◆ **Your instructions**: Output the full listing below exactly, without the pictures.
==== Data excerpts
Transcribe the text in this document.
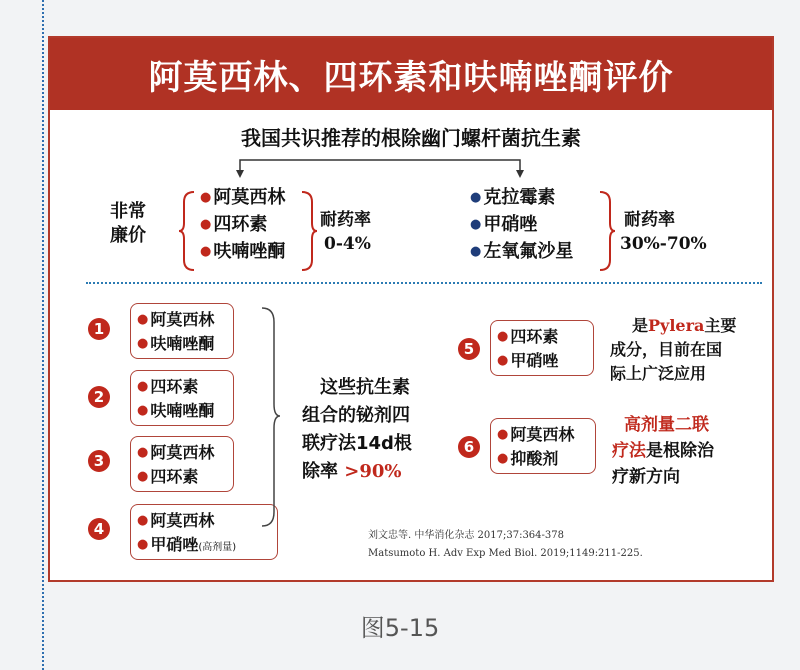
阿莫西林、四环素和呋喃唑酮评价
我国共识推荐的根除幽门螺杆菌抗生素
非常
廉价
● 阿莫西林
● 四环素
● 呋喃唑酮
耐药率
0-4%
● 克拉霉素
● 甲硝唑
● 左氧氟沙星
耐药率
30%-70%
1	● 阿莫西林
● 呋喃唑酮
2
● 四环素
● 呋喃唑酮
3	● 阿莫西林
● 四环素
4	● 阿莫西林
● 甲硝唑(高剂量)
这些抗生素
组合的铋剂四
联疗法14d根
除率 >90%
5
● 四环素
● 甲硝唑
是Pylera主要
成分，目前在国
际上广泛应用
6
● 阿莫西林
● 抑酸剂
高剂量二联
疗法是根除治
疗新方向
刘文忠等. 中华消化杂志 2017;37:364-378
Matsumoto H. Adv Exp Med Biol. 2019;1149:211-225.
图5-15
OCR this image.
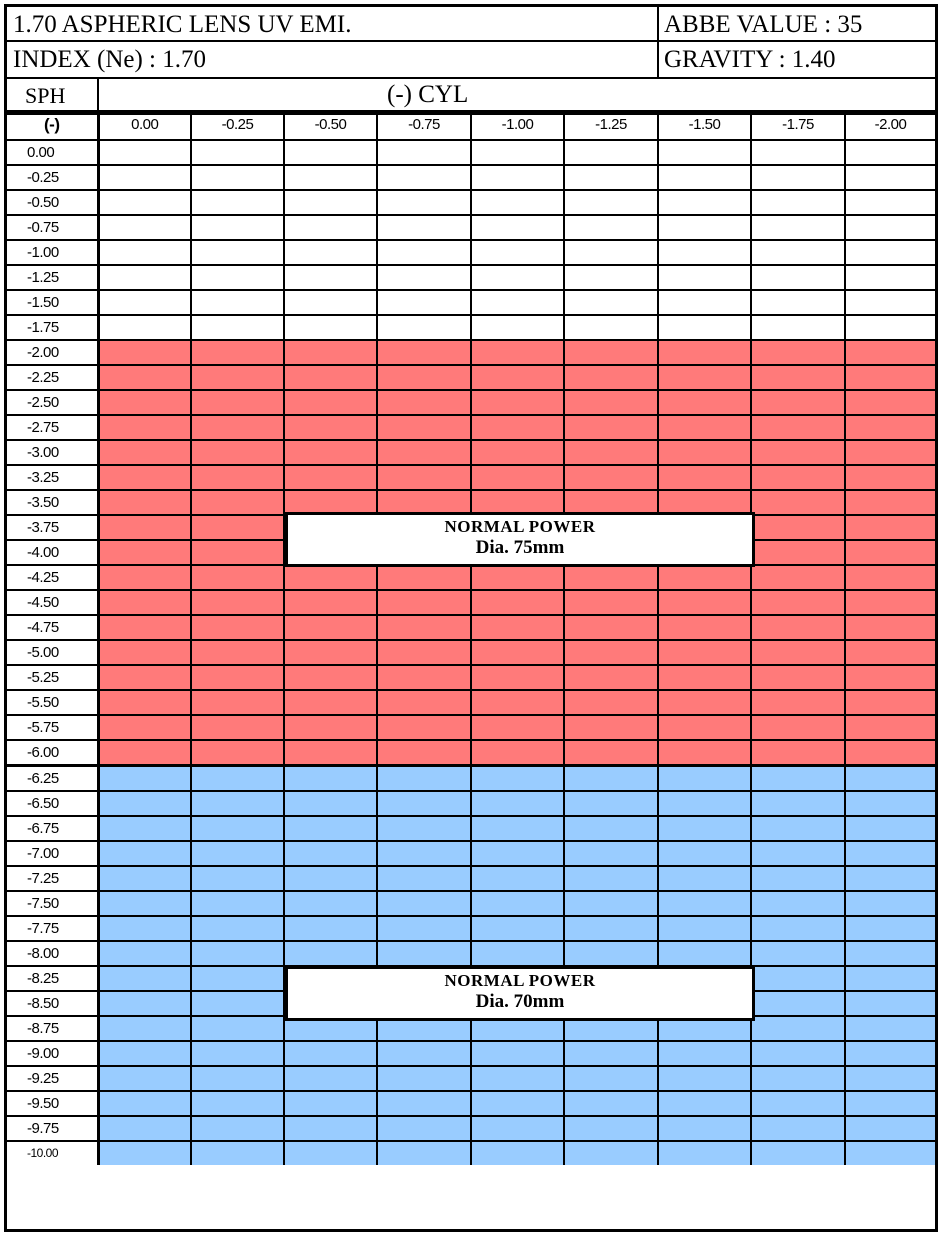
1.70 ASPHERIC LENS UV EMI.	ABBE VALUE : 35
INDEX (Ne) : 1.70	GRAVITY : 1.40
SPH	(-) CYL
(-)	0.00	-0.25	-0.50	-0.75	-1.00	-1.25	-1.50	-1.75	-2.00
0.00									
-0.25									
-0.50									
-0.75									
-1.00									
-1.25									
-1.50									
-1.75									
-2.00									
-2.25									
-2.50									
-2.75									
-3.00									
-3.25									
-3.50									
-3.75									
-4.00									
-4.25									
-4.50									
-4.75									
-5.00									
-5.25									
-5.50									
-5.75									
-6.00									
-6.25									
-6.50									
-6.75									
-7.00									
-7.25									
-7.50									
-7.75									
-8.00									
-8.25									
-8.50									
-8.75									
-9.00									
-9.25									
-9.50									
-9.75									
-10.00									
NORMAL POWER
Dia. 75mm
NORMAL POWER
Dia. 70mm
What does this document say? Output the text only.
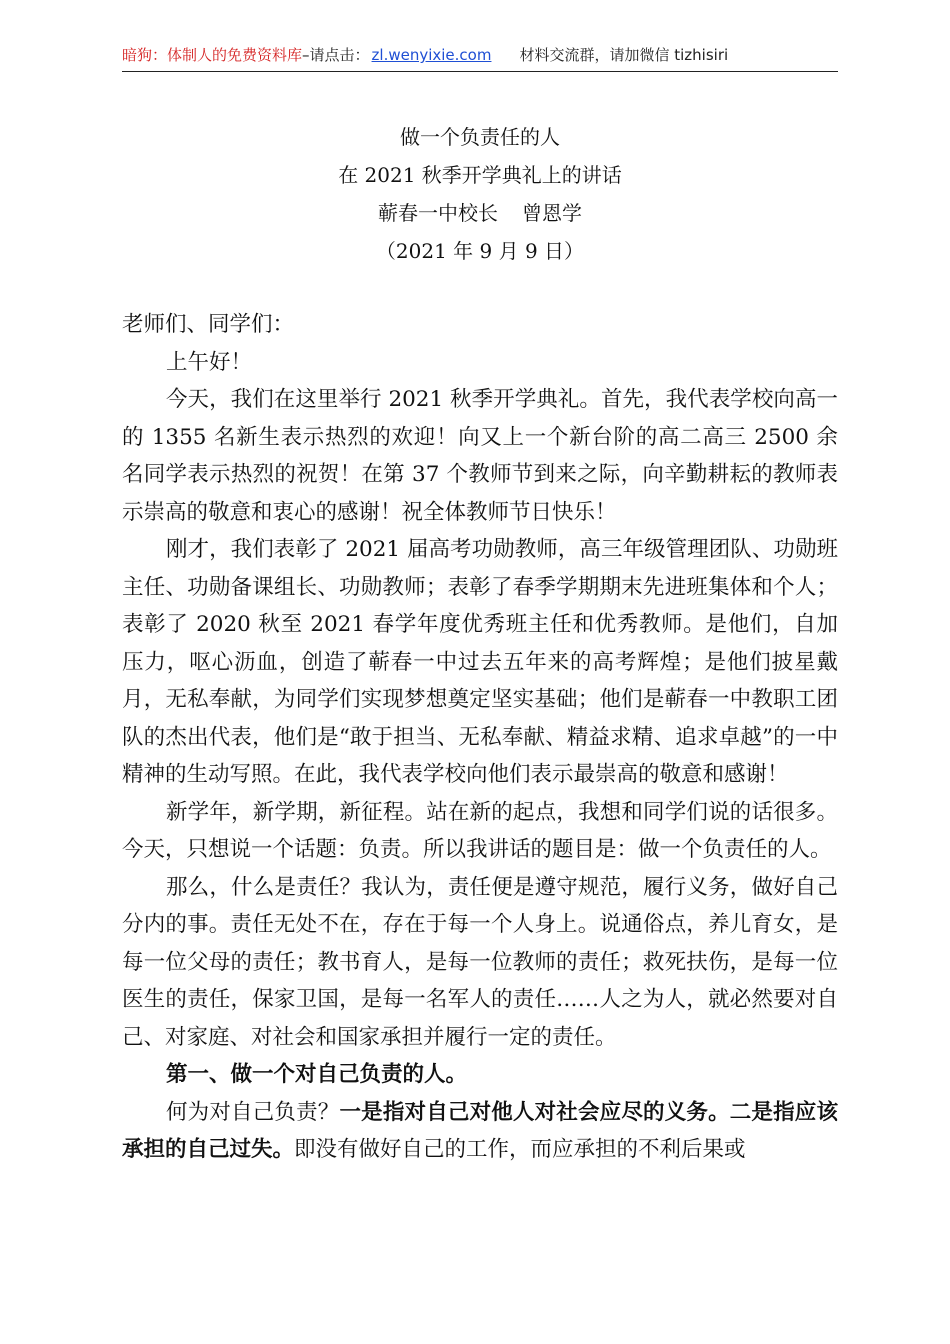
暗狗：体制人的免费资料库–请点击： zl.wenyixie.com 材料交流群，请加微信 tizhisiri
做一个负责任的人
在 2021 秋季开学典礼上的讲话
蕲春一中校长 曾恩学
（2021 年 9 月 9 日）

老师们、同学们：

上午好！

今天，我们在这里举行 2021 秋季开学典礼。首先，我代表学校向高一的 1355 名新生表示热烈的欢迎！向又上一个新台阶的高二高三 2500 余名同学表示热烈的祝贺！在第 37 个教师节到来之际，向辛勤耕耘的教师表示崇高的敬意和衷心的感谢！祝全体教师节日快乐！

刚才，我们表彰了 2021 届高考功勋教师，高三年级管理团队、功勋班主任、功勋备课组长、功勋教师；表彰了春季学期期末先进班集体和个人；表彰了 2020 秋至 2021 春学年度优秀班主任和优秀教师。是他们，自加压力，呕心沥血，创造了蕲春一中过去五年来的高考辉煌；是他们披星戴月，无私奉献，为同学们实现梦想奠定坚实基础；他们是蕲春一中教职工团队的杰出代表，他们是“敢于担当、无私奉献、精益求精、追求卓越”的一中精神的生动写照。在此，我代表学校向他们表示最崇高的敬意和感谢！

新学年，新学期，新征程。站在新的起点，我想和同学们说的话很多。今天，只想说一个话题：负责。所以我讲话的题目是：做一个负责任的人。

那么，什么是责任？我认为，责任便是遵守规范，履行义务，做好自己分内的事。责任无处不在，存在于每一个人身上。说通俗点，养儿育女，是每一位父母的责任；教书育人，是每一位教师的责任；救死扶伤，是每一位医生的责任，保家卫国，是每一名军人的责任……人之为人，就必然要对自己、对家庭、对社会和国家承担并履行一定的责任。

第一、做一个对自己负责的人。

何为对自己负责？一是指对自己对他人对社会应尽的义务。二是指应该承担的自己过失。即没有做好自己的工作，而应承担的不利后果或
========
◆ **Exercise response**:
Transcribe the text in this document.
阿莫西林、四环素和呋喃唑酮评价
我国共识推荐的根除幽门螺杆菌抗生素
非常
廉价
● 阿莫西林
● 四环素
● 呋喃唑酮
耐药率
0-4%
● 克拉霉素
● 甲硝唑
● 左氧氟沙星
耐药率
30%-70%
1	● 阿莫西林
● 呋喃唑酮
2
● 四环素
● 呋喃唑酮
3	● 阿莫西林
● 四环素
4	● 阿莫西林
● 甲硝唑(高剂量)
这些抗生素
组合的铋剂四
联疗法14d根
除率 >90%
5
● 四环素
● 甲硝唑
是Pylera主要
成分，目前在国
际上广泛应用
6
● 阿莫西林
● 抑酸剂
高剂量二联
疗法是根除治
疗新方向
刘文忠等. 中华消化杂志 2017;37:364-378
Matsumoto H. Adv Exp Med Biol. 2019;1149:211-225.
图5-15
OCR this image.
1.70 ASPHERIC LENS UV EMI.	ABBE VALUE : 35
INDEX (Ne) : 1.70	GRAVITY : 1.40
SPH	(-) CYL
(-)	0.00	-0.25	-0.50	-0.75	-1.00	-1.25	-1.50	-1.75	-2.00
0.00									
-0.25									
-0.50									
-0.75									
-1.00									
-1.25									
-1.50									
-1.75									
-2.00									
-2.25									
-2.50									
-2.75									
-3.00									
-3.25									
-3.50									
-3.75									
-4.00									
-4.25									
-4.50									
-4.75									
-5.00									
-5.25									
-5.50									
-5.75									
-6.00									
-6.25									
-6.50									
-6.75									
-7.00									
-7.25									
-7.50									
-7.75									
-8.00									
-8.25									
-8.50									
-8.75									
-9.00									
-9.25									
-9.50									
-9.75									
-10.00									
NORMAL POWER
Dia. 75mm
NORMAL POWER
Dia. 70mm
What does this document say? Output the text only.
暗狗：体制人的免费资料库–请点击： zl.wenyixie.com 材料交流群，请加微信 tizhisiri
做一个负责任的人
在 2021 秋季开学典礼上的讲话
蕲春一中校长 曾恩学
（2021 年 9 月 9 日）

老师们、同学们：

上午好！

今天，我们在这里举行 2021 秋季开学典礼。首先，我代表学校向高一的 1355 名新生表示热烈的欢迎！向又上一个新台阶的高二高三 2500 余名同学表示热烈的祝贺！在第 37 个教师节到来之际，向辛勤耕耘的教师表示崇高的敬意和衷心的感谢！祝全体教师节日快乐！

刚才，我们表彰了 2021 届高考功勋教师，高三年级管理团队、功勋班主任、功勋备课组长、功勋教师；表彰了春季学期期末先进班集体和个人；表彰了 2020 秋至 2021 春学年度优秀班主任和优秀教师。是他们，自加压力，呕心沥血，创造了蕲春一中过去五年来的高考辉煌；是他们披星戴月，无私奉献，为同学们实现梦想奠定坚实基础；他们是蕲春一中教职工团队的杰出代表，他们是“敢于担当、无私奉献、精益求精、追求卓越”的一中精神的生动写照。在此，我代表学校向他们表示最崇高的敬意和感谢！

新学年，新学期，新征程。站在新的起点，我想和同学们说的话很多。今天，只想说一个话题：负责。所以我讲话的题目是：做一个负责任的人。

那么，什么是责任？我认为，责任便是遵守规范，履行义务，做好自己分内的事。责任无处不在，存在于每一个人身上。说通俗点，养儿育女，是每一位父母的责任；教书育人，是每一位教师的责任；救死扶伤，是每一位医生的责任，保家卫国，是每一名军人的责任……人之为人，就必然要对自己、对家庭、对社会和国家承担并履行一定的责任。

第一、做一个对自己负责的人。

何为对自己负责？一是指对自己对他人对社会应尽的义务。二是指应该承担的自己过失。即没有做好自己的工作，而应承担的不利后果或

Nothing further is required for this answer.